## Start Input for this task

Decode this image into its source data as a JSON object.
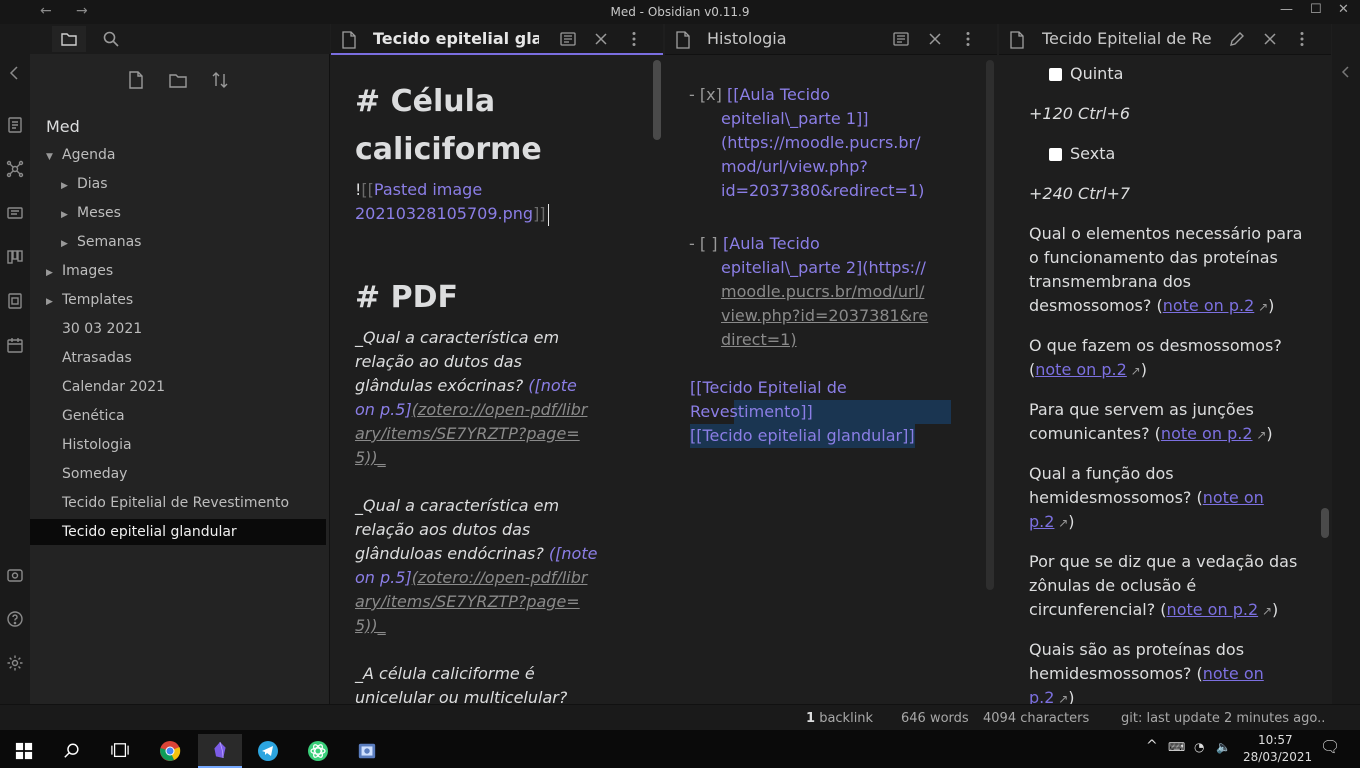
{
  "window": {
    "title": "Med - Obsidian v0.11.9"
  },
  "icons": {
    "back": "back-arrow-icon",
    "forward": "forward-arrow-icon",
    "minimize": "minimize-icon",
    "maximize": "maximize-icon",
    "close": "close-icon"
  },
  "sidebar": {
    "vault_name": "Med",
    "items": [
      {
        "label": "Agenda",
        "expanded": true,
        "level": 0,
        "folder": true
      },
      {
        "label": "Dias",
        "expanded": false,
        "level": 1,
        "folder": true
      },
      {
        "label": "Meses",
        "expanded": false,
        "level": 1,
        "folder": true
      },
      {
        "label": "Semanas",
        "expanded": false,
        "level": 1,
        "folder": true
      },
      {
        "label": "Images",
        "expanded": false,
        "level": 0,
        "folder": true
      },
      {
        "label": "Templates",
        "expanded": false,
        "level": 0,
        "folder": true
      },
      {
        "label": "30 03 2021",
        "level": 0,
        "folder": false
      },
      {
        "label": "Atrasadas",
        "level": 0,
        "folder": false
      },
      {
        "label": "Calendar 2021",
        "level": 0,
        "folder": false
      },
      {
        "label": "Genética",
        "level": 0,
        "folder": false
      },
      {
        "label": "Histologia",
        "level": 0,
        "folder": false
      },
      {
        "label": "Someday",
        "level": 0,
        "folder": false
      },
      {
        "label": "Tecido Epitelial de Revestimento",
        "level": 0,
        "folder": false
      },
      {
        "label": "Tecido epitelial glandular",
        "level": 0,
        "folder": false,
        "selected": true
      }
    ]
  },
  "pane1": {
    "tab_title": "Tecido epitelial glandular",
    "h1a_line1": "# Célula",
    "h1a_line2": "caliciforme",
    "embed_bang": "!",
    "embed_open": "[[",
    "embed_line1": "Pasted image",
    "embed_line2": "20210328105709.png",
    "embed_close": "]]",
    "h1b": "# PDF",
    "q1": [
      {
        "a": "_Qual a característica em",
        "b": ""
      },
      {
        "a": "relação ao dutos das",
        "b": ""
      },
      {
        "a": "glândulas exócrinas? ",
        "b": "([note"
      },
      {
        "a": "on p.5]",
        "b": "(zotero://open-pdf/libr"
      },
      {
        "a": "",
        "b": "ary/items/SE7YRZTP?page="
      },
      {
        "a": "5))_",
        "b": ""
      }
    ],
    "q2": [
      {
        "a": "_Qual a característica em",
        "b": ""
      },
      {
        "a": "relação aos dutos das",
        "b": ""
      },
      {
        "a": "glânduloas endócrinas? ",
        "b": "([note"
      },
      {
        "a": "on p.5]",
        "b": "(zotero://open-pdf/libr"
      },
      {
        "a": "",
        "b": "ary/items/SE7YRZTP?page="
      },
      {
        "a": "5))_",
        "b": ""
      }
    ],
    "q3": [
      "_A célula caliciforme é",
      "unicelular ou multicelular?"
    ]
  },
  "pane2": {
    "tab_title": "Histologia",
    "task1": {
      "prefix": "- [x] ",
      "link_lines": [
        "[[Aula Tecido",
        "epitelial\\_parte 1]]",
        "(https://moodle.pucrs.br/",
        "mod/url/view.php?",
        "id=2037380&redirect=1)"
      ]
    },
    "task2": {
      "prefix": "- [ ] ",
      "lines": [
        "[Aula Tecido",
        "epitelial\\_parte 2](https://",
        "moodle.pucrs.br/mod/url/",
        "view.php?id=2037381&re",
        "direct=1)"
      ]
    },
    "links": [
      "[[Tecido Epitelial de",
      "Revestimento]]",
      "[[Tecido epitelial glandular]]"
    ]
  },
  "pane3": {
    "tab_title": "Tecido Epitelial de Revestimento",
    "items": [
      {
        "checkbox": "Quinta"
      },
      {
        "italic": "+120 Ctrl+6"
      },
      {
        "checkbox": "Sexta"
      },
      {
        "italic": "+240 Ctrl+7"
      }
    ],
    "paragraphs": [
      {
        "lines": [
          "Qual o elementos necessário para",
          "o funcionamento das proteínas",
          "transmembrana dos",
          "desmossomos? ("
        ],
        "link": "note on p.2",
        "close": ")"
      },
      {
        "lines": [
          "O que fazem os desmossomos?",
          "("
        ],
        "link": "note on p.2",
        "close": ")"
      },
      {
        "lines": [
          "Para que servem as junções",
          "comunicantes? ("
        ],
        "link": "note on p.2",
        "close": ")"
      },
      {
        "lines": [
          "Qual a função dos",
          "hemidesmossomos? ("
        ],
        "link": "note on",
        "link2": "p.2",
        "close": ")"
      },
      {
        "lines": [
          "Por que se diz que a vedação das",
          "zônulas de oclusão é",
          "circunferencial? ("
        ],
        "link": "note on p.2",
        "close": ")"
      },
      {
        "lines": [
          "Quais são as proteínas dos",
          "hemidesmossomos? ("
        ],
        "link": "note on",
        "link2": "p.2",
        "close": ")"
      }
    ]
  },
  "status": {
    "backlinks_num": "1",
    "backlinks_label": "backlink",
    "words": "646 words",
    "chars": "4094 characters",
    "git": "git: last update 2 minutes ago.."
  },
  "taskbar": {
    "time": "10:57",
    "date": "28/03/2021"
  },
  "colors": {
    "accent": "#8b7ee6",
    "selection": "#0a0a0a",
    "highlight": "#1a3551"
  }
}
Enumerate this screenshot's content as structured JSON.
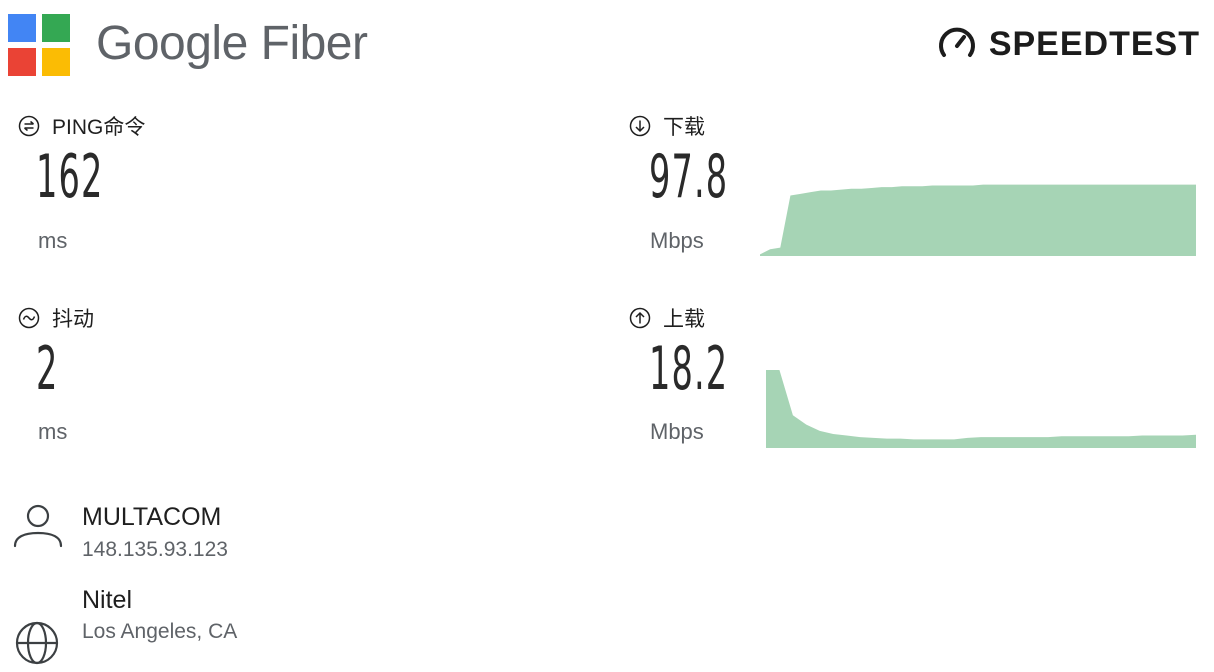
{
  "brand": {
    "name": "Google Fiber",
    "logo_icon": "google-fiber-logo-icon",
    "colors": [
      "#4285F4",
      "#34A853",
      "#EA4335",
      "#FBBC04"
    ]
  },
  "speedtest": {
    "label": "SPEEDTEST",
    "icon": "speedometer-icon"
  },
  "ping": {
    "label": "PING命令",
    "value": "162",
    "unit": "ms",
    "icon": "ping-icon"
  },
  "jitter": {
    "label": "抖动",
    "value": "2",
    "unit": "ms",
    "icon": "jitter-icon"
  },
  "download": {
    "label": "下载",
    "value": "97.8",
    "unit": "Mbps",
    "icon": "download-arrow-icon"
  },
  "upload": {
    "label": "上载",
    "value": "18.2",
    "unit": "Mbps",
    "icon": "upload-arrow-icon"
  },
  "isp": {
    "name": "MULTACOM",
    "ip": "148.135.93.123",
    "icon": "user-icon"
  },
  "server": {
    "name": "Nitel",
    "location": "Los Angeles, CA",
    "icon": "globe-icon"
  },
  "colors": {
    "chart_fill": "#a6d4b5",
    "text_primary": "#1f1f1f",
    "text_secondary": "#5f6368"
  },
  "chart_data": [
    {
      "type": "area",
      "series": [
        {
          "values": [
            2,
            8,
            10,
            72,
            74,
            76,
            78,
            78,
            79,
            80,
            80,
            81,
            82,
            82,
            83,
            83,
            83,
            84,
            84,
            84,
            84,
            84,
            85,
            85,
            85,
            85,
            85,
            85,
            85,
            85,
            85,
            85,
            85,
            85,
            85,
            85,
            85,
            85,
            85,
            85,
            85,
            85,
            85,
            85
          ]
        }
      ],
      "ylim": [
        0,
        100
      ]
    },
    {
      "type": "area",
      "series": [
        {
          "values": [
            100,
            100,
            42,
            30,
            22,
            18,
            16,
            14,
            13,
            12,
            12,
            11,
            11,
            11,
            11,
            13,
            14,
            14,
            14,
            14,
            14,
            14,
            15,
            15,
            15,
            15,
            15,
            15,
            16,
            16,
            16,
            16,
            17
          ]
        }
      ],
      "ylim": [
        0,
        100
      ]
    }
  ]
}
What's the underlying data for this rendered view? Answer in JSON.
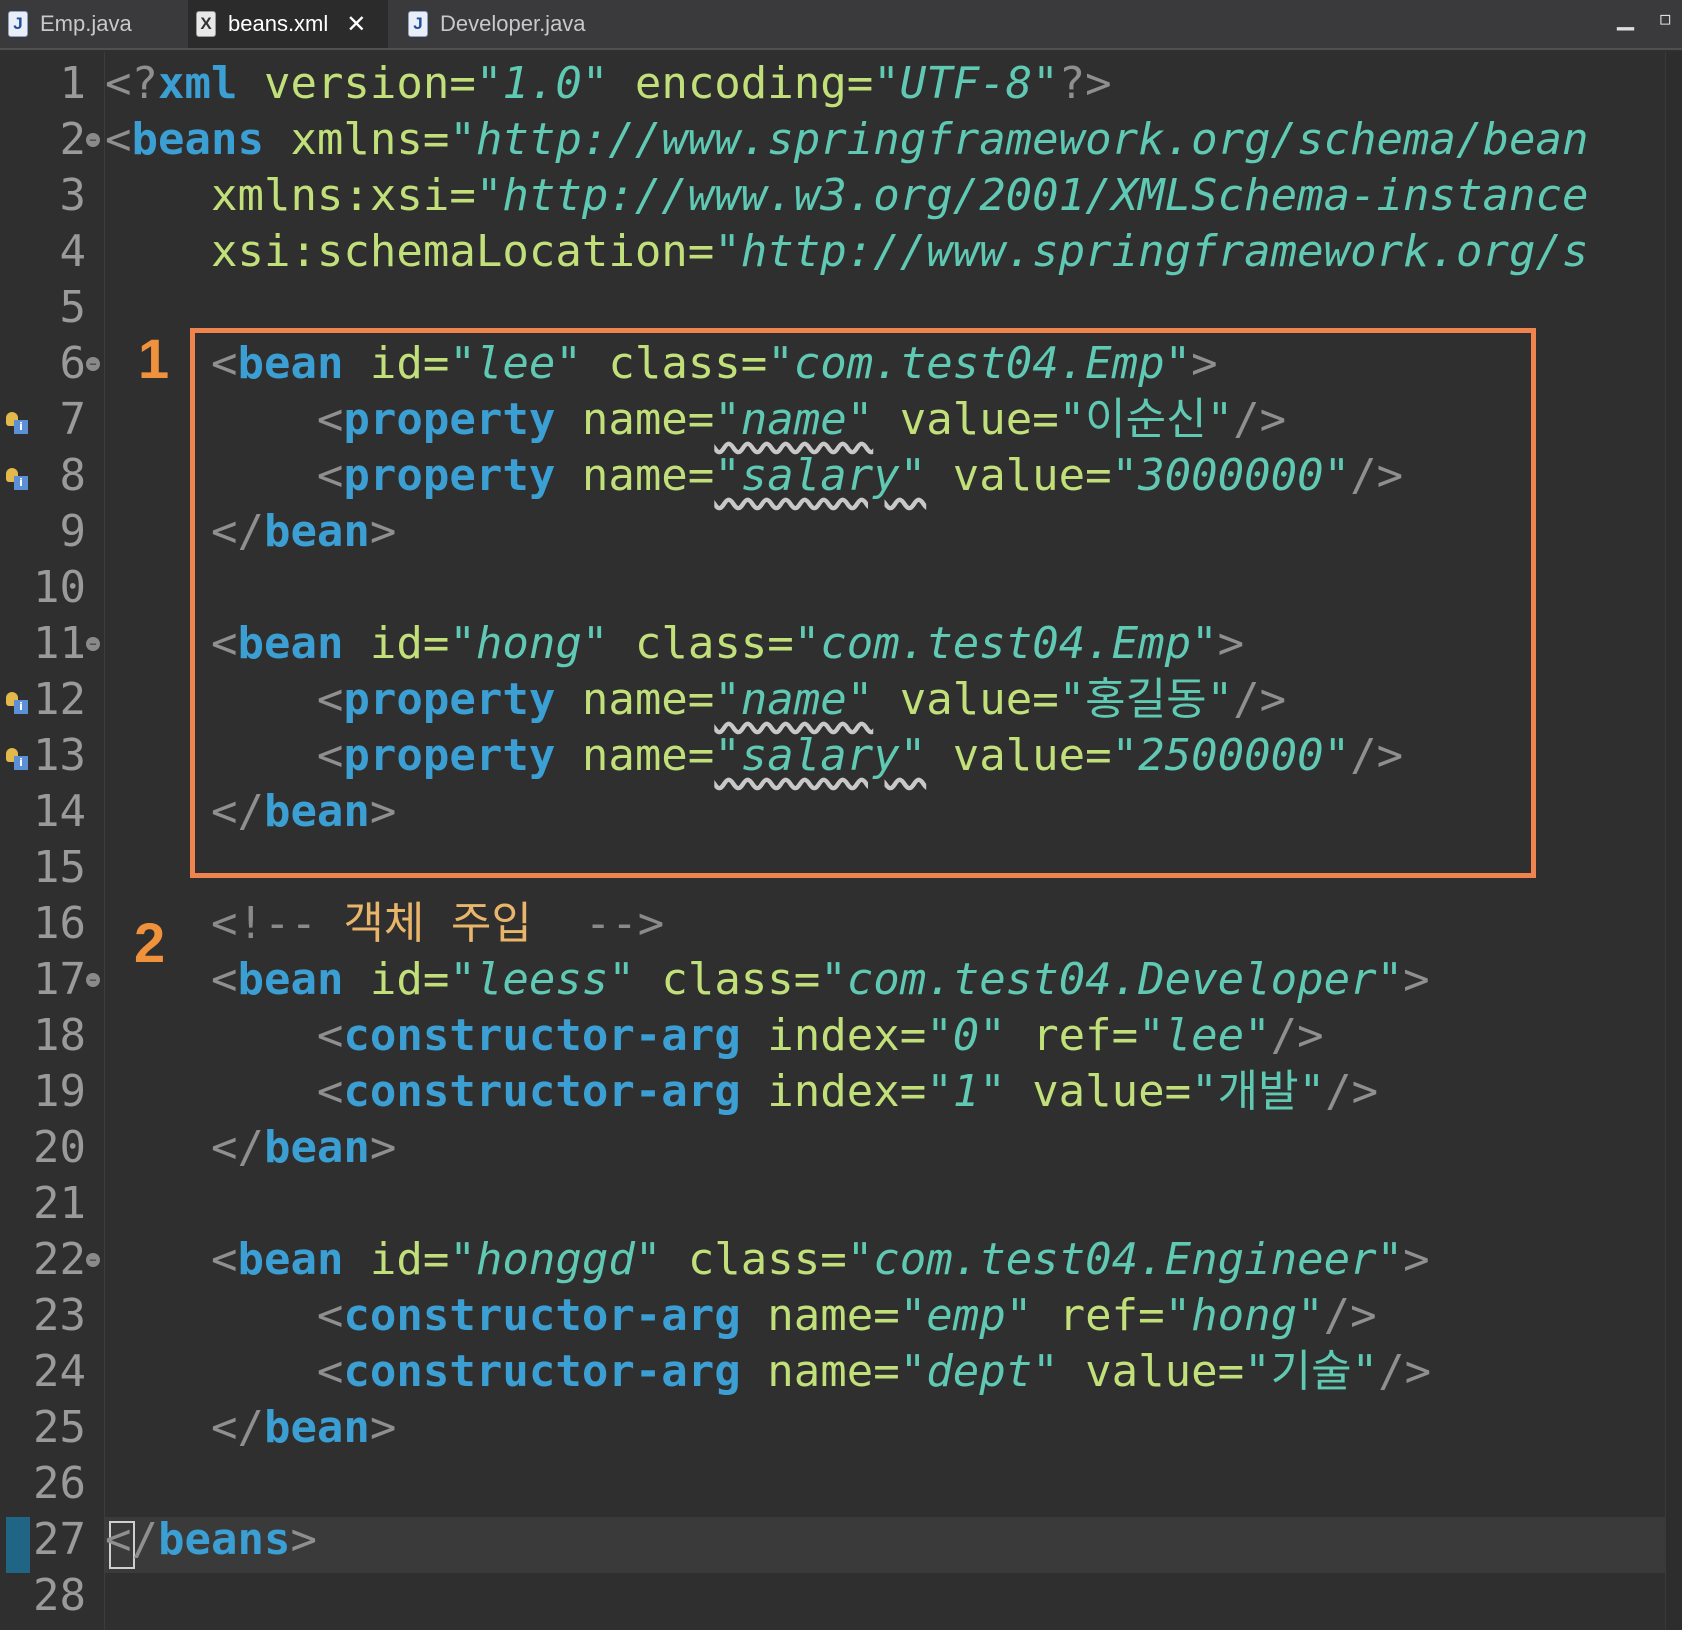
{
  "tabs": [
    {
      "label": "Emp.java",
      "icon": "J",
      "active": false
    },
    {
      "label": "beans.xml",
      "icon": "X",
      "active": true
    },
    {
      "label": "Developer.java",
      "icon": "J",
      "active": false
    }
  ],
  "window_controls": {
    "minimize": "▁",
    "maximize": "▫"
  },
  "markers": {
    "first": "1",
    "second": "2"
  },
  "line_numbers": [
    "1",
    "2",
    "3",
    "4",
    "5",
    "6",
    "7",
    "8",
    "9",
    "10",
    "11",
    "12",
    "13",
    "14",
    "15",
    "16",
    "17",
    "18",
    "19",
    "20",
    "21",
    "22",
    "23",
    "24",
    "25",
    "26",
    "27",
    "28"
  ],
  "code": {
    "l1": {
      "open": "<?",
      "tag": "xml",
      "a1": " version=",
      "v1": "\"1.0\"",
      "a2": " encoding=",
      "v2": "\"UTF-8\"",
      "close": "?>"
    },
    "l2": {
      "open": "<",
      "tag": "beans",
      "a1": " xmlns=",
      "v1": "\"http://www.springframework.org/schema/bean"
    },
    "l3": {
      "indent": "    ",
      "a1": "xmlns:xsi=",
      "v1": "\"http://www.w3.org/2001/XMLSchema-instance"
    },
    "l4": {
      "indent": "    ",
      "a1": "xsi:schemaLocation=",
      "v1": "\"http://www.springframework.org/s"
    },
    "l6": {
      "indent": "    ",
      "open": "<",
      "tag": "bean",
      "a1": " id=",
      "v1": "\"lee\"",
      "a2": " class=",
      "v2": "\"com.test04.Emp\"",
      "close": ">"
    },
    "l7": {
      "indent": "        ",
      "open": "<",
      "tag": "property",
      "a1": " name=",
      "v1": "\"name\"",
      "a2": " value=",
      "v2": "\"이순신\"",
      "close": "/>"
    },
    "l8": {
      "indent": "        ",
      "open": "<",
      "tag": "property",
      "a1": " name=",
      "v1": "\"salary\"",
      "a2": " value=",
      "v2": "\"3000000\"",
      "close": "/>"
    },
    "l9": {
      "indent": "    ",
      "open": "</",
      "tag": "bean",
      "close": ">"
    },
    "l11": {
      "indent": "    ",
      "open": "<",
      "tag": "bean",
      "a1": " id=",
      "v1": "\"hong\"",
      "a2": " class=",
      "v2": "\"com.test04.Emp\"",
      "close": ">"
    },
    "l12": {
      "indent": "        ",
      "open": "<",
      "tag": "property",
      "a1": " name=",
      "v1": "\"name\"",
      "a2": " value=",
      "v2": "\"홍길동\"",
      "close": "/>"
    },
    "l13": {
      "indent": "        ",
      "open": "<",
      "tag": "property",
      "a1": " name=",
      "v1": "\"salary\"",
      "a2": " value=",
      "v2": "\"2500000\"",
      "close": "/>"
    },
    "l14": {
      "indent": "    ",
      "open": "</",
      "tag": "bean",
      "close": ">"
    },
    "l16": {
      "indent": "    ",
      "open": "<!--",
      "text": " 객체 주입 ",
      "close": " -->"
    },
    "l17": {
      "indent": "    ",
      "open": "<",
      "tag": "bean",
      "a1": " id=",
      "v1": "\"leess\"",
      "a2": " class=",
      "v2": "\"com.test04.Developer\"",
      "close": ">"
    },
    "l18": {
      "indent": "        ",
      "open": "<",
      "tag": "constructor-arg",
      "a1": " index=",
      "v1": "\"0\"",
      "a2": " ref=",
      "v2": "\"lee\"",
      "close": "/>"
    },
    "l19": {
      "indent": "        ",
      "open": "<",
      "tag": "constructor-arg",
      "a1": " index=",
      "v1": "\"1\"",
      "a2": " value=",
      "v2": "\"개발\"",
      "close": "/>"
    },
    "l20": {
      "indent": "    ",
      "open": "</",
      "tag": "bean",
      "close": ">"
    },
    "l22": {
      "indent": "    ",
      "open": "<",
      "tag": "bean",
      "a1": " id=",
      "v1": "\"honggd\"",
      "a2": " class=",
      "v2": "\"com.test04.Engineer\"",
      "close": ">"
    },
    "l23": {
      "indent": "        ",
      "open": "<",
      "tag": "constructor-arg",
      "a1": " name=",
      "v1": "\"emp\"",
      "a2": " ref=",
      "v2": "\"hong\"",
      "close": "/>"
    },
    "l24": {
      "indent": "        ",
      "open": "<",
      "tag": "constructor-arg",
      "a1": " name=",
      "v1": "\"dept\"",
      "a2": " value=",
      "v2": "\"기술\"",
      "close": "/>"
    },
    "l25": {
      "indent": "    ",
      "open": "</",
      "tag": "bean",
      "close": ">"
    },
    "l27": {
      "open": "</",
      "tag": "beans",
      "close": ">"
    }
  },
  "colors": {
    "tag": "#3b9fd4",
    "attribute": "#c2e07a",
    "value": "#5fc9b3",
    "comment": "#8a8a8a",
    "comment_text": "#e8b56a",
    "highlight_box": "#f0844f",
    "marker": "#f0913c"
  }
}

## End Input for this task

### Work to complete:
In the records above, collect each line with "https".

### Complete output:
        "(https://moodle.pucrs.br/",
        "epitelial\\_parte 2](https://",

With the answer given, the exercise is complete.